▶ [ЗАДАНИЕ 1]
Какие формы рельефа упоминаются в первом абзаце отрывка? Назовите их все.

▶ [ОТРЫВОК]

^^^^^^^^

Люди прорвали лощину между полукольцом высот и кряжем «собачьим ящиком»: там можно было преспокойно сидеть, но подняться ни в одну, ни в другую сторону не было никакой возможности. Противник безнаказанно бил на выбор, и у нас каждый день оказывалось по несколько человек убитыми и ранеными.
Ночевал я в палатке командира 2-й роты штабс-капитана Бакрадзе. Он был большой оригинал. Бывший воспитанник Павловского училища, он, как мне казалось, смысл военной службы видел в выправке солдата и в его строевой подготовке. Про него острили, что его люди и в окопах должны были ходить с носка. Говорил он лаконически, наподобие подаваемых команд, причем в большой части терминологии, изобретенной им самим, разбирались только он сам и люди его роты.
Проснулись мы очень рано от галдежа людей. Оказалось, что ночью к нам перебежал аскер, и сейчас он служил предметом всеобщего внимания. Люди угомонились, лишь когда штабс-капитан Бакрадзе и я подошли к перебежчику.

^^^^^^^^

▶ [ИСХОДНЫЕ ДАННЫЕ]
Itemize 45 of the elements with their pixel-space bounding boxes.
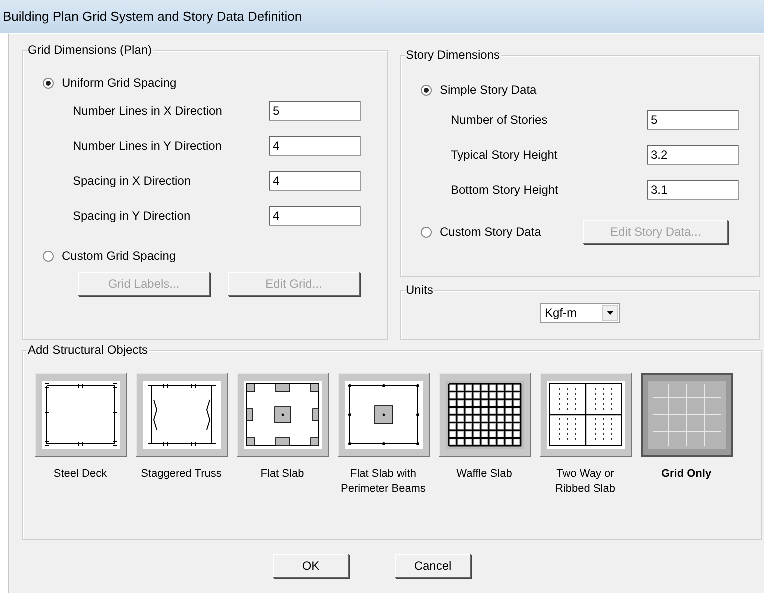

^^^^^^^^

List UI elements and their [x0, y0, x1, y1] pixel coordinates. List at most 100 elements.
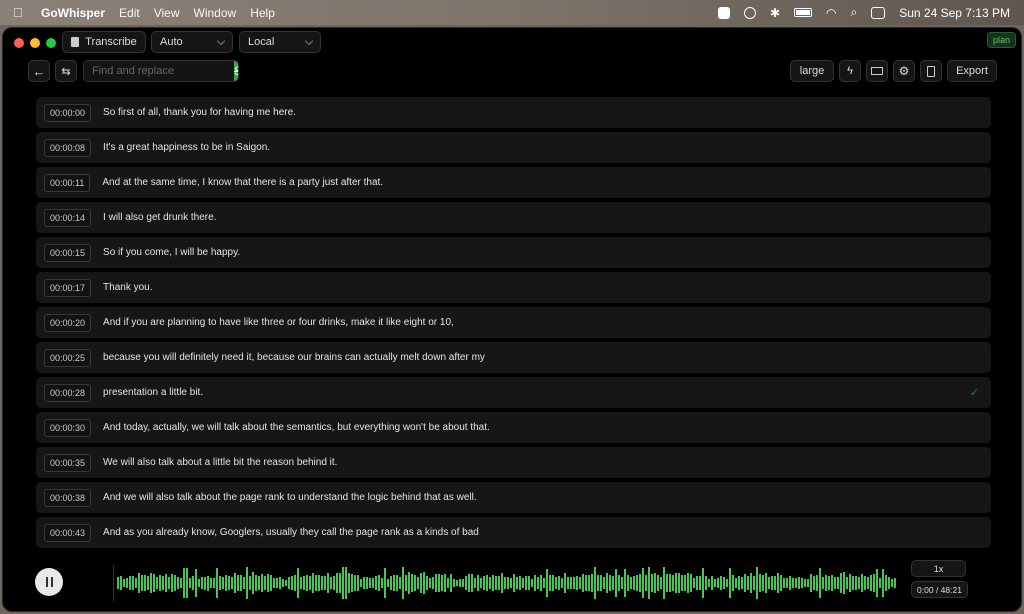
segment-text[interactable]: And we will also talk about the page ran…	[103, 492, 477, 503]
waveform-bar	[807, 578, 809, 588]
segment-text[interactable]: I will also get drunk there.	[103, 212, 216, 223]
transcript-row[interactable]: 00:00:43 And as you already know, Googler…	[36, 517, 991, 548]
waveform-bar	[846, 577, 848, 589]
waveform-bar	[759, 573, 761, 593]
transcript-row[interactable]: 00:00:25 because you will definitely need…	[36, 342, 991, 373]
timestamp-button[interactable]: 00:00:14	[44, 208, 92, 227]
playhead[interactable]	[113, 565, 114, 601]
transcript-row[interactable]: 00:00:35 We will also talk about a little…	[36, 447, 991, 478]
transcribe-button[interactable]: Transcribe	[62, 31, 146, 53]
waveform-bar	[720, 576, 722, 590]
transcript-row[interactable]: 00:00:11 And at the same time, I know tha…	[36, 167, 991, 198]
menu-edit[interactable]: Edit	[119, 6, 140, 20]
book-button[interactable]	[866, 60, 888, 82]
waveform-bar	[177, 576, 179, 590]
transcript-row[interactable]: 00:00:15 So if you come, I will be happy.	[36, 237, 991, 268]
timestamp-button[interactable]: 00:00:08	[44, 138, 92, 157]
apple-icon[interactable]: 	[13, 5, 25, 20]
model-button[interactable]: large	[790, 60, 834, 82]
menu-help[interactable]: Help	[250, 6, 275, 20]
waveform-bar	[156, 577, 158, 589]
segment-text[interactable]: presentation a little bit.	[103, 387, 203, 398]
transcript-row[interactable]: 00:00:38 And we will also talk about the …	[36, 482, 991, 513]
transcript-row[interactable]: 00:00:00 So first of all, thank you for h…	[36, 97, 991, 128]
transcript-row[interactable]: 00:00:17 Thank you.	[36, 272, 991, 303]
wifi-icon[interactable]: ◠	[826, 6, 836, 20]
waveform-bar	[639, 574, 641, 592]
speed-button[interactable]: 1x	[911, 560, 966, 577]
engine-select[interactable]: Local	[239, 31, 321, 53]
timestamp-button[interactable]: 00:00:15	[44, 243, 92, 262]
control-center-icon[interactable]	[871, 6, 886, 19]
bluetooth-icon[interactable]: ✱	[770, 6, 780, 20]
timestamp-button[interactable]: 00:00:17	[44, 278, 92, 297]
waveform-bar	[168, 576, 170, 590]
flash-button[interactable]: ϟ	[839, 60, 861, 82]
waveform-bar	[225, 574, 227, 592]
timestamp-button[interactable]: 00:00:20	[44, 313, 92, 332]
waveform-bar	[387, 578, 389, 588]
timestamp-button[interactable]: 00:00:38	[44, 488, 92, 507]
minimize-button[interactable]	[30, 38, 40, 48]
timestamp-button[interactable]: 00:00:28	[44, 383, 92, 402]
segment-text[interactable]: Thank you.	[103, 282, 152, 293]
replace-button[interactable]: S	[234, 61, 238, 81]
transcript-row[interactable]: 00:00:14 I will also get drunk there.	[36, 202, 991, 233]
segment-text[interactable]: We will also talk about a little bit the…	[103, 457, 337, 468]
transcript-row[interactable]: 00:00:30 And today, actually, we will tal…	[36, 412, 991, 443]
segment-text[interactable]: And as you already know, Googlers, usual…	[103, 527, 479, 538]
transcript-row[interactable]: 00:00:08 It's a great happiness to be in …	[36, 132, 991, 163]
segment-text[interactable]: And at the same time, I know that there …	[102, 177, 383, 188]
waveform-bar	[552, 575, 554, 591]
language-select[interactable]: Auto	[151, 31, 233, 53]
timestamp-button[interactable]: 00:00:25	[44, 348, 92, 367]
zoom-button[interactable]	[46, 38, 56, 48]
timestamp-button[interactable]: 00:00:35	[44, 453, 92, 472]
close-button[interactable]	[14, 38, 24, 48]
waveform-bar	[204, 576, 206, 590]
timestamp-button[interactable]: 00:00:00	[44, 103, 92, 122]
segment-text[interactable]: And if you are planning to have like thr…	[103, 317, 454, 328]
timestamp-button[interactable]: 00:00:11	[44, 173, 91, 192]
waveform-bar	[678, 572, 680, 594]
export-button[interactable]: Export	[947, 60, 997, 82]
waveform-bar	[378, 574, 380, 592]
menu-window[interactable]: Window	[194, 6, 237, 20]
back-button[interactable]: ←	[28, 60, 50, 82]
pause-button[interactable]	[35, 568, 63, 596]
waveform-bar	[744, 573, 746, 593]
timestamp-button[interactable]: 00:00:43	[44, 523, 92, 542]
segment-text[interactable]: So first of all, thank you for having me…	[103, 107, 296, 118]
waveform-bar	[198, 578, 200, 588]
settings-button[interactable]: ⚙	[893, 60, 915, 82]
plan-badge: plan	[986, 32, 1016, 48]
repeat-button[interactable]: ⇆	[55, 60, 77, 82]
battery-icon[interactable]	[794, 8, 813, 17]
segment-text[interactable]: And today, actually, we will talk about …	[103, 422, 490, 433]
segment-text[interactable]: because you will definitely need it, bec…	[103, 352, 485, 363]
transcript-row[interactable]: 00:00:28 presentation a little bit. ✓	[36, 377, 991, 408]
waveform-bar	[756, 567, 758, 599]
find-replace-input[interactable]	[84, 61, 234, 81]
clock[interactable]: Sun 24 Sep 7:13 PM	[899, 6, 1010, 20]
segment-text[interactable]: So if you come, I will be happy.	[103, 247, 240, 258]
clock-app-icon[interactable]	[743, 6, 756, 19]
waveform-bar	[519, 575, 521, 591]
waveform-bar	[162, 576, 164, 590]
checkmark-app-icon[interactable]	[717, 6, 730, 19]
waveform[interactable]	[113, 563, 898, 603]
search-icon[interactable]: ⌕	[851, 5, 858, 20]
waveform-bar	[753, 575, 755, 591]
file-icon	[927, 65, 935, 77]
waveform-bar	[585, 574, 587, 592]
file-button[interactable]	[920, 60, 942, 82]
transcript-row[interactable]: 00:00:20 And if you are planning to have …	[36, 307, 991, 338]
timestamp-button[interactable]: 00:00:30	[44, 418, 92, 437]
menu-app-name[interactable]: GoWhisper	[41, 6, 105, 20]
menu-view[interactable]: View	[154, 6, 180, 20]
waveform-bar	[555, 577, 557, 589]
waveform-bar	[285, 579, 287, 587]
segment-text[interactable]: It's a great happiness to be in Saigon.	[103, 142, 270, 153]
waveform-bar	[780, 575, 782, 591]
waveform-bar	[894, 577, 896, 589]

^^^^^^^^

▶ [ЗАДАНИЕ 2]
Представьте в виде таблицы Markdown с колонками «Номер» и «Строка» строки записей, начиная со строки с «List UI elements» и заканчивая строкой с «6, 780, 20]» включительно. Пустые строки пропустите, изображения в ответ не включайте.

▶ [ИТОГОВЫЙ ОТВЕТ 1]
- лощина
- высоты (полукольцо высот)
- кряж «собачий ящик»

▶ [ИТОГОВЫЙ ОТВЕТ 2]
| Номер | Строка |
|---|---|
| 1 | List UI elements and their [x0, y0, x1, y1] pixel coordinates. List at most 100 elements. |
| 2 | segment-text[interactable]: And we will also talk about the page ran…	[103, 492, 477, 503] |
| 3 | waveform-bar	[807, 578, 809, 588] |
| 4 | segment-text[interactable]: I will also get drunk there.	[103, 212, 216, 223] |
| 5 | transcript-row[interactable]: 00:00:43 And as you already know, Googler…	[36, 517, 991, 548] |
| 6 | waveform-bar	[846, 577, 848, 589] |
| 7 | waveform-bar	[759, 573, 761, 593] |
| 8 | transcript-row[interactable]: 00:00:25 because you will definitely need…	[36, 342, 991, 373] |
| 9 | timestamp-button[interactable]: 00:00:14	[44, 208, 92, 227] |
| 10 | playhead[interactable]	[113, 565, 114, 601] |
| 11 | transcript-row[interactable]: 00:00:35 We will also talk about a little…	[36, 447, 991, 478] |
| 12 | transcribe-button[interactable]: Transcribe	[62, 31, 146, 53] |
| 13 | waveform-bar	[720, 576, 722, 590] |
| 14 | transcript-row[interactable]: 00:00:11 And at the same time, I know tha…	[36, 167, 991, 198] |
| 15 | menu-edit[interactable]: Edit	[119, 6, 140, 20] |
| 16 | book-button[interactable]	[866, 60, 888, 82] |
| 17 | waveform-bar	[177, 576, 179, 590] |
| 18 | transcript-row[interactable]: 00:00:15 So if you come, I will be happy.	[36, 237, 991, 268] |
| 19 | timestamp-button[interactable]: 00:00:08	[44, 138, 92, 157] |
| 20 | apple-icon[interactable]: 	[13, 5, 25, 20] |
| 21 | model-button[interactable]: large	[790, 60, 834, 82] |
| 22 | menu-help[interactable]: Help	[250, 6, 275, 20] |
| 23 | waveform-bar	[156, 577, 158, 589] |
| 24 | segment-text[interactable]: presentation a little bit.	[103, 387, 203, 398] |
| 25 | transcript-row[interactable]: 00:00:38 And we will also talk about the …	[36, 482, 991, 513] |
| 26 | transcript-row[interactable]: 00:00:00 So first of all, thank you for h…	[36, 97, 991, 128] |
| 27 | transcript-row[interactable]: 00:00:17 Thank you.	[36, 272, 991, 303] |
| 28 | wifi-icon[interactable]: ◠	[826, 6, 836, 20] |
| 29 | waveform-bar	[639, 574, 641, 592] |
| 30 | speed-button[interactable]: 1x	[911, 560, 966, 577] |
| 31 | engine-select[interactable]: Local	[239, 31, 321, 53] |
| 32 | timestamp-button[interactable]: 00:00:15	[44, 243, 92, 262] |
| 33 | control-center-icon[interactable]	[871, 6, 886, 19] |
| 34 | bluetooth-icon[interactable]: ✱	[770, 6, 780, 20] |